##### Input records #####

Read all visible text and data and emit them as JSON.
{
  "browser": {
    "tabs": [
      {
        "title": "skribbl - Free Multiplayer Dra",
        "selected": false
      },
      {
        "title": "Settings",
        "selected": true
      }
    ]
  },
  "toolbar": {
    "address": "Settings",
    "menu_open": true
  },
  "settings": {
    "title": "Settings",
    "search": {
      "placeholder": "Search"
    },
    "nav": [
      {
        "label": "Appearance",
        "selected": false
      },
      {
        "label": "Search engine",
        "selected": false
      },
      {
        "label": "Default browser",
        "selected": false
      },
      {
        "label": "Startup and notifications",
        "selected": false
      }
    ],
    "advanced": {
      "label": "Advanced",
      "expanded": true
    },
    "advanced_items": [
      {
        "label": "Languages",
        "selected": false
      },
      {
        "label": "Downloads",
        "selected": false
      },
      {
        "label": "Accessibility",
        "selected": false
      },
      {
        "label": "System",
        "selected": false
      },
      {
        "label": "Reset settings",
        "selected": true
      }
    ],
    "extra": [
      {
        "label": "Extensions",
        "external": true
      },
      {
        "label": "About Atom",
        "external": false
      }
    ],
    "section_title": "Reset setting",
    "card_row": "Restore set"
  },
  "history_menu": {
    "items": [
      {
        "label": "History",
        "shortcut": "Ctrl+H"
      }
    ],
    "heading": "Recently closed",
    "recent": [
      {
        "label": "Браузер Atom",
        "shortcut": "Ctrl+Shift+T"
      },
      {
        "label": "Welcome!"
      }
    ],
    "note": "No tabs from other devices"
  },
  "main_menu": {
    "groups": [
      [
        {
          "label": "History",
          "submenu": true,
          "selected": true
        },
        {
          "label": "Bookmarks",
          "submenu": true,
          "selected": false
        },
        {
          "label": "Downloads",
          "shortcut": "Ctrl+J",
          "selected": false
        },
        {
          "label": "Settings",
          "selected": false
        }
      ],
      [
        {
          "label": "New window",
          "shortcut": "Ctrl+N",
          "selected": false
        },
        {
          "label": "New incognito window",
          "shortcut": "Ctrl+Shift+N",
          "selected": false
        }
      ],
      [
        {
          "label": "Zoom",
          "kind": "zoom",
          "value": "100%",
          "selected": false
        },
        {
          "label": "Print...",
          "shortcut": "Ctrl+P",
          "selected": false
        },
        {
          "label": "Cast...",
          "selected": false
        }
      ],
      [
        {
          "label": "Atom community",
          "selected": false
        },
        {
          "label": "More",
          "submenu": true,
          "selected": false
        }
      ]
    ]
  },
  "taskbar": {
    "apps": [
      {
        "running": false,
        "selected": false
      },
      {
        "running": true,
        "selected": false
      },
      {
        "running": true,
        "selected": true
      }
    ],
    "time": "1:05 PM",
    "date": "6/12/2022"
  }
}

#####

*Required task*
Output the full listing without altering anything.

*Full solution*
Read all visible text and data and emit them as JSON.
{
  "browser": {
    "tabs": [
      {
        "title": "skribbl - Free Multiplayer Dra",
        "selected": false
      },
      {
        "title": "Settings",
        "selected": true
      }
    ]
  },
  "toolbar": {
    "address": "Settings",
    "menu_open": true
  },
  "settings": {
    "title": "Settings",
    "search": {
      "placeholder": "Search"
    },
    "nav": [
      {
        "label": "Appearance",
        "selected": false
      },
      {
        "label": "Search engine",
        "selected": false
      },
      {
        "label": "Default browser",
        "selected": false
      },
      {
        "label": "Startup and notifications",
        "selected": false
      }
    ],
    "advanced": {
      "label": "Advanced",
      "expanded": true
    },
    "advanced_items": [
      {
        "label": "Languages",
        "selected": false
      },
      {
        "label": "Downloads",
        "selected": false
      },
      {
        "label": "Accessibility",
        "selected": false
      },
      {
        "label": "System",
        "selected": false
      },
      {
        "label": "Reset settings",
        "selected": true
      }
    ],
    "extra": [
      {
        "label": "Extensions",
        "external": true
      },
      {
        "label": "About Atom",
        "external": false
      }
    ],
    "section_title": "Reset setting",
    "card_row": "Restore set"
  },
  "history_menu": {
    "items": [
      {
        "label": "History",
        "shortcut": "Ctrl+H"
      }
    ],
    "heading": "Recently closed",
    "recent": [
      {
        "label": "Браузер Atom",
        "shortcut": "Ctrl+Shift+T"
      },
      {
        "label": "Welcome!"
      }
    ],
    "note": "No tabs from other devices"
  },
  "main_menu": {
    "groups": [
      [
        {
          "label": "History",
          "submenu": true,
          "selected": true
        },
        {
          "label": "Bookmarks",
          "submenu": true,
          "selected": false
        },
        {
          "label": "Downloads",
          "shortcut": "Ctrl+J",
          "selected": false
        },
        {
          "label": "Settings",
          "selected": false
        }
      ],
      [
        {
          "label": "New window",
          "shortcut": "Ctrl+N",
          "selected": false
        },
        {
          "label": "New incognito window",
          "shortcut": "Ctrl+Shift+N",
          "selected": false
        }
      ],
      [
        {
          "label": "Zoom",
          "kind": "zoom",
          "value": "100%",
          "selected": false
        },
        {
          "label": "Print...",
          "shortcut": "Ctrl+P",
          "selected": false
        },
        {
          "label": "Cast...",
          "selected": false
        }
      ],
      [
        {
          "label": "Atom community",
          "selected": false
        },
        {
          "label": "More",
          "submenu": true,
          "selected": false
        }
      ]
    ]
  },
  "taskbar": {
    "apps": [
      {
        "running": false,
        "selected": false
      },
      {
        "running": true,
        "selected": false
      },
      {
        "running": true,
        "selected": true
      }
    ],
    "time": "1:05 PM",
    "date": "6/12/2022"
  }
}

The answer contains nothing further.